**Rows from a dataset:**
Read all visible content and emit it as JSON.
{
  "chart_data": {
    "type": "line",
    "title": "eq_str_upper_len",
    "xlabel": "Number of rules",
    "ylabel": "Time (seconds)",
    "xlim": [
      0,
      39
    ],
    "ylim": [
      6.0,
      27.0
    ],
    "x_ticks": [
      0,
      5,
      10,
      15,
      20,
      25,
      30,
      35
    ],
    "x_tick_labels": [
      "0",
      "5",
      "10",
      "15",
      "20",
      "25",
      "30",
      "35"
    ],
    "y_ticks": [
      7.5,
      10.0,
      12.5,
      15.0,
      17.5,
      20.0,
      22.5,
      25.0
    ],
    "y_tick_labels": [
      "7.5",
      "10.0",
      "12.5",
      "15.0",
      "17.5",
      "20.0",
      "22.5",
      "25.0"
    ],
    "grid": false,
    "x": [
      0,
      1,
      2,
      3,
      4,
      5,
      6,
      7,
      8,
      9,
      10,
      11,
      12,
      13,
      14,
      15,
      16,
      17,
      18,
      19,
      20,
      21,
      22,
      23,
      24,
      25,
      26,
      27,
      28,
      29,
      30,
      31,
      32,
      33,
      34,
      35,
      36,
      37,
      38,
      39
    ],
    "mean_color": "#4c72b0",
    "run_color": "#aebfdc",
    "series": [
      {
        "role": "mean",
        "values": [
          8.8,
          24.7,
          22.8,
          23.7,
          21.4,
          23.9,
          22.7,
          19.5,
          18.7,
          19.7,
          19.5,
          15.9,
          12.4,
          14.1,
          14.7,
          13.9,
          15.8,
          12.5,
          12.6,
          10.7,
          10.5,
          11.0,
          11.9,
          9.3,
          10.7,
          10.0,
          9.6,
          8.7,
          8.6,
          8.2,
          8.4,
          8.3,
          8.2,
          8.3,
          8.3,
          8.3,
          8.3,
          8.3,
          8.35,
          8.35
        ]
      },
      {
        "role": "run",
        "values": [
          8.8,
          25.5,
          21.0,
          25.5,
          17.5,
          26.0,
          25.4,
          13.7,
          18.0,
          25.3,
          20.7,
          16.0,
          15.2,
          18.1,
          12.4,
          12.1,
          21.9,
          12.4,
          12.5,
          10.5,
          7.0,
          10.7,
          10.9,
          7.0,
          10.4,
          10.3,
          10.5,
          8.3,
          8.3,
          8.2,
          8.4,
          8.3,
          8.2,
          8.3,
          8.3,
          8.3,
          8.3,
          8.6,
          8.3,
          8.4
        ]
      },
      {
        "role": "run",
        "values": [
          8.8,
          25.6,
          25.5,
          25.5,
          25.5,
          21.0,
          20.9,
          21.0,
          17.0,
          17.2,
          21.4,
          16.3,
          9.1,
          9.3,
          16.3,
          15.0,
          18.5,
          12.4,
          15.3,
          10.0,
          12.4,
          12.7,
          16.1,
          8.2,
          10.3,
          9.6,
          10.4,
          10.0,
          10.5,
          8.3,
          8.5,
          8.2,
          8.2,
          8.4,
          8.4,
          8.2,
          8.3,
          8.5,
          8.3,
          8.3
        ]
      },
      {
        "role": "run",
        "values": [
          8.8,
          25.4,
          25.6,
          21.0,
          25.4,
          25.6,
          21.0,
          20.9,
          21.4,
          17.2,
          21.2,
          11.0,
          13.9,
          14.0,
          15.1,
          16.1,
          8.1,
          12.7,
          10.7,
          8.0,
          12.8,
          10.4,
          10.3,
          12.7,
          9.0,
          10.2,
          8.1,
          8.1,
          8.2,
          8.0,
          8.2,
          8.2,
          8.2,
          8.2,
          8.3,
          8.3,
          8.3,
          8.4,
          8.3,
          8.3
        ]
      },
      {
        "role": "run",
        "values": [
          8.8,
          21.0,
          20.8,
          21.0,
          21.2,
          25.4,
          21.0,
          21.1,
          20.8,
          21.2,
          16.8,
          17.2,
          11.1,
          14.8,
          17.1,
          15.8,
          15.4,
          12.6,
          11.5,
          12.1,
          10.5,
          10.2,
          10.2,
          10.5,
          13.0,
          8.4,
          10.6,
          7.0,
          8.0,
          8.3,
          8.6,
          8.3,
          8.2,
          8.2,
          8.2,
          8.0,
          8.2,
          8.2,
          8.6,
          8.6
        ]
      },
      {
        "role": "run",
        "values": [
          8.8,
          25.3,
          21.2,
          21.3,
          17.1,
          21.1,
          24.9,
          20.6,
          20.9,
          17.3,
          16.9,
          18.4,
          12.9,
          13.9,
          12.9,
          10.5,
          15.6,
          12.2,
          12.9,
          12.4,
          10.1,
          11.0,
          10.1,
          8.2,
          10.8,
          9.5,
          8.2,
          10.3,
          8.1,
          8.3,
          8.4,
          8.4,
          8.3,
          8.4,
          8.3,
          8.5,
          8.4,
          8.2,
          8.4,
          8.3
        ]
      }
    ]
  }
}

**DO THIS:** Write out the full listing exactly as given.

**THE OUTPUT:**
Read all visible content and emit it as JSON.
{
  "chart_data": {
    "type": "line",
    "title": "eq_str_upper_len",
    "xlabel": "Number of rules",
    "ylabel": "Time (seconds)",
    "xlim": [
      0,
      39
    ],
    "ylim": [
      6.0,
      27.0
    ],
    "x_ticks": [
      0,
      5,
      10,
      15,
      20,
      25,
      30,
      35
    ],
    "x_tick_labels": [
      "0",
      "5",
      "10",
      "15",
      "20",
      "25",
      "30",
      "35"
    ],
    "y_ticks": [
      7.5,
      10.0,
      12.5,
      15.0,
      17.5,
      20.0,
      22.5,
      25.0
    ],
    "y_tick_labels": [
      "7.5",
      "10.0",
      "12.5",
      "15.0",
      "17.5",
      "20.0",
      "22.5",
      "25.0"
    ],
    "grid": false,
    "x": [
      0,
      1,
      2,
      3,
      4,
      5,
      6,
      7,
      8,
      9,
      10,
      11,
      12,
      13,
      14,
      15,
      16,
      17,
      18,
      19,
      20,
      21,
      22,
      23,
      24,
      25,
      26,
      27,
      28,
      29,
      30,
      31,
      32,
      33,
      34,
      35,
      36,
      37,
      38,
      39
    ],
    "mean_color": "#4c72b0",
    "run_color": "#aebfdc",
    "series": [
      {
        "role": "mean",
        "values": [
          8.8,
          24.7,
          22.8,
          23.7,
          21.4,
          23.9,
          22.7,
          19.5,
          18.7,
          19.7,
          19.5,
          15.9,
          12.4,
          14.1,
          14.7,
          13.9,
          15.8,
          12.5,
          12.6,
          10.7,
          10.5,
          11.0,
          11.9,
          9.3,
          10.7,
          10.0,
          9.6,
          8.7,
          8.6,
          8.2,
          8.4,
          8.3,
          8.2,
          8.3,
          8.3,
          8.3,
          8.3,
          8.3,
          8.35,
          8.35
        ]
      },
      {
        "role": "run",
        "values": [
          8.8,
          25.5,
          21.0,
          25.5,
          17.5,
          26.0,
          25.4,
          13.7,
          18.0,
          25.3,
          20.7,
          16.0,
          15.2,
          18.1,
          12.4,
          12.1,
          21.9,
          12.4,
          12.5,
          10.5,
          7.0,
          10.7,
          10.9,
          7.0,
          10.4,
          10.3,
          10.5,
          8.3,
          8.3,
          8.2,
          8.4,
          8.3,
          8.2,
          8.3,
          8.3,
          8.3,
          8.3,
          8.6,
          8.3,
          8.4
        ]
      },
      {
        "role": "run",
        "values": [
          8.8,
          25.6,
          25.5,
          25.5,
          25.5,
          21.0,
          20.9,
          21.0,
          17.0,
          17.2,
          21.4,
          16.3,
          9.1,
          9.3,
          16.3,
          15.0,
          18.5,
          12.4,
          15.3,
          10.0,
          12.4,
          12.7,
          16.1,
          8.2,
          10.3,
          9.6,
          10.4,
          10.0,
          10.5,
          8.3,
          8.5,
          8.2,
          8.2,
          8.4,
          8.4,
          8.2,
          8.3,
          8.5,
          8.3,
          8.3
        ]
      },
      {
        "role": "run",
        "values": [
          8.8,
          25.4,
          25.6,
          21.0,
          25.4,
          25.6,
          21.0,
          20.9,
          21.4,
          17.2,
          21.2,
          11.0,
          13.9,
          14.0,
          15.1,
          16.1,
          8.1,
          12.7,
          10.7,
          8.0,
          12.8,
          10.4,
          10.3,
          12.7,
          9.0,
          10.2,
          8.1,
          8.1,
          8.2,
          8.0,
          8.2,
          8.2,
          8.2,
          8.2,
          8.3,
          8.3,
          8.3,
          8.4,
          8.3,
          8.3
        ]
      },
      {
        "role": "run",
        "values": [
          8.8,
          21.0,
          20.8,
          21.0,
          21.2,
          25.4,
          21.0,
          21.1,
          20.8,
          21.2,
          16.8,
          17.2,
          11.1,
          14.8,
          17.1,
          15.8,
          15.4,
          12.6,
          11.5,
          12.1,
          10.5,
          10.2,
          10.2,
          10.5,
          13.0,
          8.4,
          10.6,
          7.0,
          8.0,
          8.3,
          8.6,
          8.3,
          8.2,
          8.2,
          8.2,
          8.0,
          8.2,
          8.2,
          8.6,
          8.6
        ]
      },
      {
        "role": "run",
        "values": [
          8.8,
          25.3,
          21.2,
          21.3,
          17.1,
          21.1,
          24.9,
          20.6,
          20.9,
          17.3,
          16.9,
          18.4,
          12.9,
          13.9,
          12.9,
          10.5,
          15.6,
          12.2,
          12.9,
          12.4,
          10.1,
          11.0,
          10.1,
          8.2,
          10.8,
          9.5,
          8.2,
          10.3,
          8.1,
          8.3,
          8.4,
          8.4,
          8.3,
          8.4,
          8.3,
          8.5,
          8.4,
          8.2,
          8.4,
          8.3
        ]
      }
    ]
  }
}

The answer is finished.